- _What is expected_: Images do not belong in the copy. Retype all the entries below exactly.

-------- Dataset records --------

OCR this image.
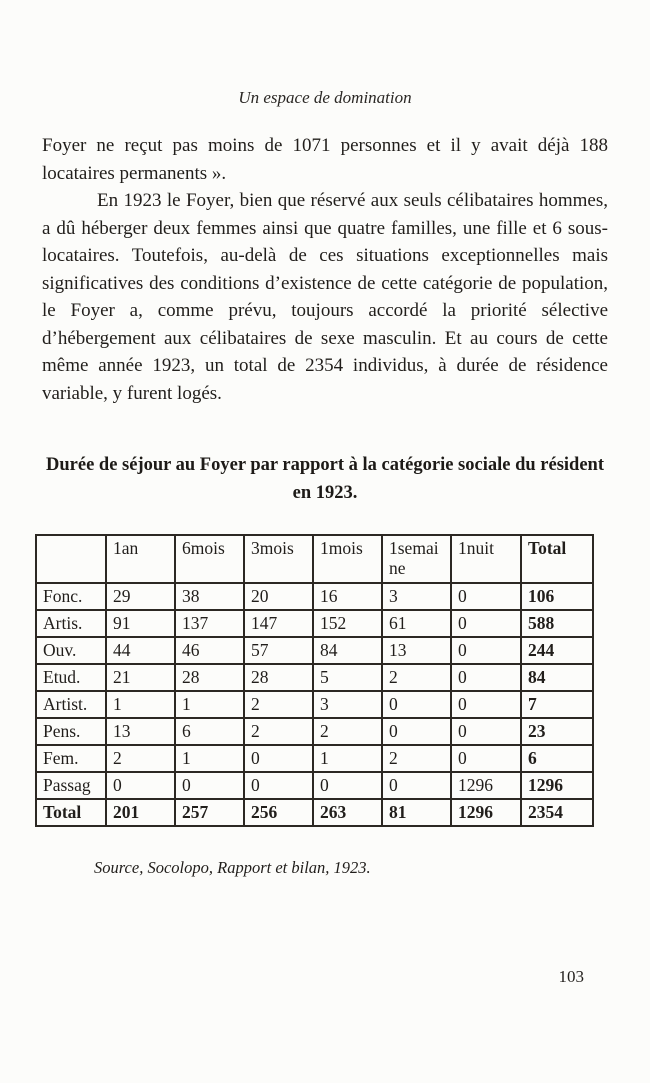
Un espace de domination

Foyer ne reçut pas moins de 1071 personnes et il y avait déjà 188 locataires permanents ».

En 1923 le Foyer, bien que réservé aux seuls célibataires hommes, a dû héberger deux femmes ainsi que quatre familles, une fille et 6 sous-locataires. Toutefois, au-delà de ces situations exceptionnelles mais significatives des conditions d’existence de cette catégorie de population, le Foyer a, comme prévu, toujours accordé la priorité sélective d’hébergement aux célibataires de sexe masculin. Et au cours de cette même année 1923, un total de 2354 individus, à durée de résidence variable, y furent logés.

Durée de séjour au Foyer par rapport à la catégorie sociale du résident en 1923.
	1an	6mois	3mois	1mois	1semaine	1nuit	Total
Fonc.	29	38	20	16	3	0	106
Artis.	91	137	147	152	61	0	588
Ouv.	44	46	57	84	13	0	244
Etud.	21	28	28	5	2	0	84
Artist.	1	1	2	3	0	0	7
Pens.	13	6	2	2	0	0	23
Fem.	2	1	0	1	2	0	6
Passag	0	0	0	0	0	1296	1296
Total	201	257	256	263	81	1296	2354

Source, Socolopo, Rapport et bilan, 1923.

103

--------

- _Output of the exercise_:
OCR this image.
Un espace de domination

Foyer ne reçut pas moins de 1071 personnes et il y avait déjà 188 locataires permanents ».

En 1923 le Foyer, bien que réservé aux seuls célibataires hommes, a dû héberger deux femmes ainsi que quatre familles, une fille et 6 sous-locataires. Toutefois, au-delà de ces situations exceptionnelles mais significatives des conditions d’existence de cette catégorie de population, le Foyer a, comme prévu, toujours accordé la priorité sélective d’hébergement aux célibataires de sexe masculin. Et au cours de cette même année 1923, un total de 2354 individus, à durée de résidence variable, y furent logés.

Durée de séjour au Foyer par rapport à la catégorie sociale du résident en 1923.
	1an	6mois	3mois	1mois	1semaine	1nuit	Total
Fonc.	29	38	20	16	3	0	106
Artis.	91	137	147	152	61	0	588
Ouv.	44	46	57	84	13	0	244
Etud.	21	28	28	5	2	0	84
Artist.	1	1	2	3	0	0	7
Pens.	13	6	2	2	0	0	23
Fem.	2	1	0	1	2	0	6
Passag	0	0	0	0	0	1296	1296
Total	201	257	256	263	81	1296	2354

Source, Socolopo, Rapport et bilan, 1923.

103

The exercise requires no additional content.